Exercise requirements: Search the records below for the word "Exporter". Pull out each line that has it.

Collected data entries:
——
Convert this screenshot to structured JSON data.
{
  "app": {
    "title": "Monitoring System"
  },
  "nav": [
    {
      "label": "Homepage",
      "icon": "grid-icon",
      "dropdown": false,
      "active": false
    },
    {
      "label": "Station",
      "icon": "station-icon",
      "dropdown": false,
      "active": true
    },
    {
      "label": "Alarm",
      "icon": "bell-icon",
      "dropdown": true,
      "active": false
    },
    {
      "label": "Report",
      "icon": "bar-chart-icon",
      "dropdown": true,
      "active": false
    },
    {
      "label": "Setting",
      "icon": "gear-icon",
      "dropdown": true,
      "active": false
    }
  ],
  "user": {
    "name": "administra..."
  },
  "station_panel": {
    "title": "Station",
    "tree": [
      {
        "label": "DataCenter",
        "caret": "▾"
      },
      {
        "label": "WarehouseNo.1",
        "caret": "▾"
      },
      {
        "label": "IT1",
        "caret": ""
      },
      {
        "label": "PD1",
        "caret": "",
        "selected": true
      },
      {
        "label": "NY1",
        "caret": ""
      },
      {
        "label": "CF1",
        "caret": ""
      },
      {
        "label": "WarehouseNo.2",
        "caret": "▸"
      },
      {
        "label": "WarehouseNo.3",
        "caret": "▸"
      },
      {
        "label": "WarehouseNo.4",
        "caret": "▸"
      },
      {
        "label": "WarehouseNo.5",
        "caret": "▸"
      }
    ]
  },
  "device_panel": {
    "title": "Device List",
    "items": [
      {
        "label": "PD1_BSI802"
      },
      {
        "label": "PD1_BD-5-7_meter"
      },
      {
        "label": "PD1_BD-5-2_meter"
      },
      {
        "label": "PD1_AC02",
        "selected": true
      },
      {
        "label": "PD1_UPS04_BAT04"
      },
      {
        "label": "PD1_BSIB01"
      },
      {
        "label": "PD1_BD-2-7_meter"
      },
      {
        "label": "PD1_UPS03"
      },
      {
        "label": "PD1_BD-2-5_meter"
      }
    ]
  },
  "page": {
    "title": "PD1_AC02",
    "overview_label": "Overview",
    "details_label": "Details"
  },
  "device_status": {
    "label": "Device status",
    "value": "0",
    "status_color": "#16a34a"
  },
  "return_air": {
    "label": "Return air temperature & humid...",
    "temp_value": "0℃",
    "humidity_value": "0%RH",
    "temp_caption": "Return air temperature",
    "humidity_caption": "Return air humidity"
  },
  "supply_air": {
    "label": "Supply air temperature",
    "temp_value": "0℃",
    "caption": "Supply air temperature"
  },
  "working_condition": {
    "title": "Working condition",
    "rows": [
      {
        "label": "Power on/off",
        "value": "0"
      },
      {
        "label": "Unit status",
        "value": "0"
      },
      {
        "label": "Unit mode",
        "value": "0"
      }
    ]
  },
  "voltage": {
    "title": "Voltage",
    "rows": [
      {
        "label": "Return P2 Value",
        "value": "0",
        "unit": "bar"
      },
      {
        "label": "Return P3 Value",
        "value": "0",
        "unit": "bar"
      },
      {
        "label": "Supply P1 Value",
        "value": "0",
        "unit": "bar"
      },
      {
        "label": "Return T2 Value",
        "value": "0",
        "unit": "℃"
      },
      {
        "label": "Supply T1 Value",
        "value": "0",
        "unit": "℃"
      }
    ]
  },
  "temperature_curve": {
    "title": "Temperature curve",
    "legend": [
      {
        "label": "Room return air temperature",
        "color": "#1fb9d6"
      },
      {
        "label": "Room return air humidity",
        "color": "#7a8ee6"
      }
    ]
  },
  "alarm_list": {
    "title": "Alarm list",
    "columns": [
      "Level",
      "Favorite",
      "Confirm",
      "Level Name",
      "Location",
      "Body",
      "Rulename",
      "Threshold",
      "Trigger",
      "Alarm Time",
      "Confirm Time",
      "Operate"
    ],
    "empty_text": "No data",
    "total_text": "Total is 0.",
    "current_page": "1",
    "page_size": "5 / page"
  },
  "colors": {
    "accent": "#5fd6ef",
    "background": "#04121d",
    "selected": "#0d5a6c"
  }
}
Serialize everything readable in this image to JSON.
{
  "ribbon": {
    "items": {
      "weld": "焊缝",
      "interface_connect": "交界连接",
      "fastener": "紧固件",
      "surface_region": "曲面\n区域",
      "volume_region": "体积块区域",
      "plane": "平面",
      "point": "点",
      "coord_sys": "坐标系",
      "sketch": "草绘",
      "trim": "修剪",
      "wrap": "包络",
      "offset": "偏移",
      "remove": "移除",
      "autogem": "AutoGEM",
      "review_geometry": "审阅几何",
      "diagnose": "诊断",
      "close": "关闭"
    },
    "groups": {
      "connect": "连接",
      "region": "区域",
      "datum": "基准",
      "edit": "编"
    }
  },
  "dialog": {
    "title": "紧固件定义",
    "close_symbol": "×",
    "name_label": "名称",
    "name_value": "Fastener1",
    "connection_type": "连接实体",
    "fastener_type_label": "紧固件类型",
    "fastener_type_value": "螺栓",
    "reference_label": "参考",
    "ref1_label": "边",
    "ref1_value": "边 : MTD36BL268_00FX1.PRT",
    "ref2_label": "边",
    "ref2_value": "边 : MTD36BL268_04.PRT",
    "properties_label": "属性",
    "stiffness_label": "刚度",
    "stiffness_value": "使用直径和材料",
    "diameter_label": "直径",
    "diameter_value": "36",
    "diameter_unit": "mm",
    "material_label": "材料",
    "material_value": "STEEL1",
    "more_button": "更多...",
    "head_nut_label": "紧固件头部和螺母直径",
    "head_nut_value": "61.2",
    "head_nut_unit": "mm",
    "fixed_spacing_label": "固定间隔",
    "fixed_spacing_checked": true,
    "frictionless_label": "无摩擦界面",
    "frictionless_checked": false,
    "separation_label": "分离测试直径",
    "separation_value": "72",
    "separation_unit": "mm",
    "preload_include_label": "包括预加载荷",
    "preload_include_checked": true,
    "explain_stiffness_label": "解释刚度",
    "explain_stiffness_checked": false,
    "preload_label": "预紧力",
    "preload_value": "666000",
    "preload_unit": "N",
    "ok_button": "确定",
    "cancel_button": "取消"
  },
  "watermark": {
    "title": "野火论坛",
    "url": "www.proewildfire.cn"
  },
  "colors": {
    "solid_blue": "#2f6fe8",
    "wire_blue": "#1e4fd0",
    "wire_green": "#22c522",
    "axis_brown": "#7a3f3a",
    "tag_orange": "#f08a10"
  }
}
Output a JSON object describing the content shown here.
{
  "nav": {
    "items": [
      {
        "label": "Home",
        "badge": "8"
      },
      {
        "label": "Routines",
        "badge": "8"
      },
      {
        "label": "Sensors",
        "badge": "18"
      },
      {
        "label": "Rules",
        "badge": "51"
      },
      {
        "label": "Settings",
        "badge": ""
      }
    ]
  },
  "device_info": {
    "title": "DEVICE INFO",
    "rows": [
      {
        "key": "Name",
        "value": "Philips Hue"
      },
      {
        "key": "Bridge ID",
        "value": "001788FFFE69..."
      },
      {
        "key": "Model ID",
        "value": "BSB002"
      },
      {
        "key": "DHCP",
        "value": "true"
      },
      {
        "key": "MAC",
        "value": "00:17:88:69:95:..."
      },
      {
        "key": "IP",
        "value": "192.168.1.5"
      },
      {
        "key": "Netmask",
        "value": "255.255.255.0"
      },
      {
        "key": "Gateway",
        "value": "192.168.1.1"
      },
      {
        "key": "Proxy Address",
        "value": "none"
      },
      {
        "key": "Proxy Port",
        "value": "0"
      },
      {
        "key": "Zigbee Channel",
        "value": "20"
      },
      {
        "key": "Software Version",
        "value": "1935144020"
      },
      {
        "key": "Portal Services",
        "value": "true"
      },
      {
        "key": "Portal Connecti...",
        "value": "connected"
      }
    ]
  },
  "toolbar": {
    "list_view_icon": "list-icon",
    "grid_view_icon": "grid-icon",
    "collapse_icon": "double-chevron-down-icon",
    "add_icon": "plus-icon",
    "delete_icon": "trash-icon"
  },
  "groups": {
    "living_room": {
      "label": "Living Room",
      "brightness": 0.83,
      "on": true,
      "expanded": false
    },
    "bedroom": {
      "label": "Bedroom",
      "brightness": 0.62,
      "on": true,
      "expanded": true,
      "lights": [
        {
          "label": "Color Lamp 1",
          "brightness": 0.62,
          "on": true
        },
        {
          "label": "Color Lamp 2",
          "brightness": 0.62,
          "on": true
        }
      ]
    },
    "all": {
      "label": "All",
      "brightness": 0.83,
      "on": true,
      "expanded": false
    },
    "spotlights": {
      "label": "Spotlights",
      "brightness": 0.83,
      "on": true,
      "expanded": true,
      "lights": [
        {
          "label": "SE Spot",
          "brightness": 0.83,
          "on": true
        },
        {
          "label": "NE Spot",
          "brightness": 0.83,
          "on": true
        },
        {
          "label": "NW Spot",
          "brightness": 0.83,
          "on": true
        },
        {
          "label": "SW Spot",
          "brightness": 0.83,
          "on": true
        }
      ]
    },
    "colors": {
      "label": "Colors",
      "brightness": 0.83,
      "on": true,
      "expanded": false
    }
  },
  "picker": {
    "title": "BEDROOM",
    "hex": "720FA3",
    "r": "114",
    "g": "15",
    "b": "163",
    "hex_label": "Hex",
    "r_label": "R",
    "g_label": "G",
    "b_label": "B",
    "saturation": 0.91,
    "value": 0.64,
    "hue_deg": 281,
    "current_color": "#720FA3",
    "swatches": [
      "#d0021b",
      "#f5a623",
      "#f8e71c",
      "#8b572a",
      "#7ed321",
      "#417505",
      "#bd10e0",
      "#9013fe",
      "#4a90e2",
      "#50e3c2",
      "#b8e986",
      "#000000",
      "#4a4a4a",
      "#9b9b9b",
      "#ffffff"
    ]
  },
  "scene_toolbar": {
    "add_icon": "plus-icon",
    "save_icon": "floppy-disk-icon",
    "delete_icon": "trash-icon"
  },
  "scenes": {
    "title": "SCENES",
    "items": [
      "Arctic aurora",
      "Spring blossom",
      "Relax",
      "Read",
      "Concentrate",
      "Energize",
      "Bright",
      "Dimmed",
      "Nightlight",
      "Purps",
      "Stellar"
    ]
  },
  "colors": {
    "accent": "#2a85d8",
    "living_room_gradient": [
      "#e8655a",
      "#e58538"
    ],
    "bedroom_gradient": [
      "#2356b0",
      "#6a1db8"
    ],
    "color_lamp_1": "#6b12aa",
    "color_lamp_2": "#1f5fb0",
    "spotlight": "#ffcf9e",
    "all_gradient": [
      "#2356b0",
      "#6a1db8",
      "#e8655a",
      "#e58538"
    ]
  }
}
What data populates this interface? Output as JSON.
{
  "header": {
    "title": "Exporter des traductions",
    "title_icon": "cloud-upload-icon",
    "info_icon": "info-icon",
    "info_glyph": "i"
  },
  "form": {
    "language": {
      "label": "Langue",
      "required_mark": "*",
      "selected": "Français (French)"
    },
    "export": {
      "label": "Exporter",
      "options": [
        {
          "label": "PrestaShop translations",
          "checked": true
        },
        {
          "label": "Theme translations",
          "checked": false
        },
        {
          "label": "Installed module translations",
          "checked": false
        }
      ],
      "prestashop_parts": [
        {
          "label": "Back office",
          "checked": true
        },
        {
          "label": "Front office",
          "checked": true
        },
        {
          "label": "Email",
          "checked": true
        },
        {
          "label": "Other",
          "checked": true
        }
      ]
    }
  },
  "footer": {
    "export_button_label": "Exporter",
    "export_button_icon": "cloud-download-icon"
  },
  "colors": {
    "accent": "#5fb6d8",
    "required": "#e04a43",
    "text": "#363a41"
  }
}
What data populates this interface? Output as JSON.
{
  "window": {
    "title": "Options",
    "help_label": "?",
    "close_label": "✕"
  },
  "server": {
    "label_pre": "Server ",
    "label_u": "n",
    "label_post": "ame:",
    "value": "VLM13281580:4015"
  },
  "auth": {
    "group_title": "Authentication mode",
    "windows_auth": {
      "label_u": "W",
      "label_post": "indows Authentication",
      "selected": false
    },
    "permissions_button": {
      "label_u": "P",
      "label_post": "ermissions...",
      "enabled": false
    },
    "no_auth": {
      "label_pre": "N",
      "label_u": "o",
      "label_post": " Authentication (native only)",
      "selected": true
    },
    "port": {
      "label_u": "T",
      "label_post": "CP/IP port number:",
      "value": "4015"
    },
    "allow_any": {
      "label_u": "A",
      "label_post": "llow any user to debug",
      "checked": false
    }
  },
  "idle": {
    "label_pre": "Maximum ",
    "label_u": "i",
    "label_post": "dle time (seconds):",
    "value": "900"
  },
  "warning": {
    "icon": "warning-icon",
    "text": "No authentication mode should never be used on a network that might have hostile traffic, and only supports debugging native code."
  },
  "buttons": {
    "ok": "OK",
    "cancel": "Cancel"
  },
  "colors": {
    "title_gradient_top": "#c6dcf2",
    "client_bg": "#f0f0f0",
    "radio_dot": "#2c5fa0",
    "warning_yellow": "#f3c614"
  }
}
——
Task solution:
    "title": "Exporter des traductions",
      "label": "Exporter",
    "export_button_label": "Exporter",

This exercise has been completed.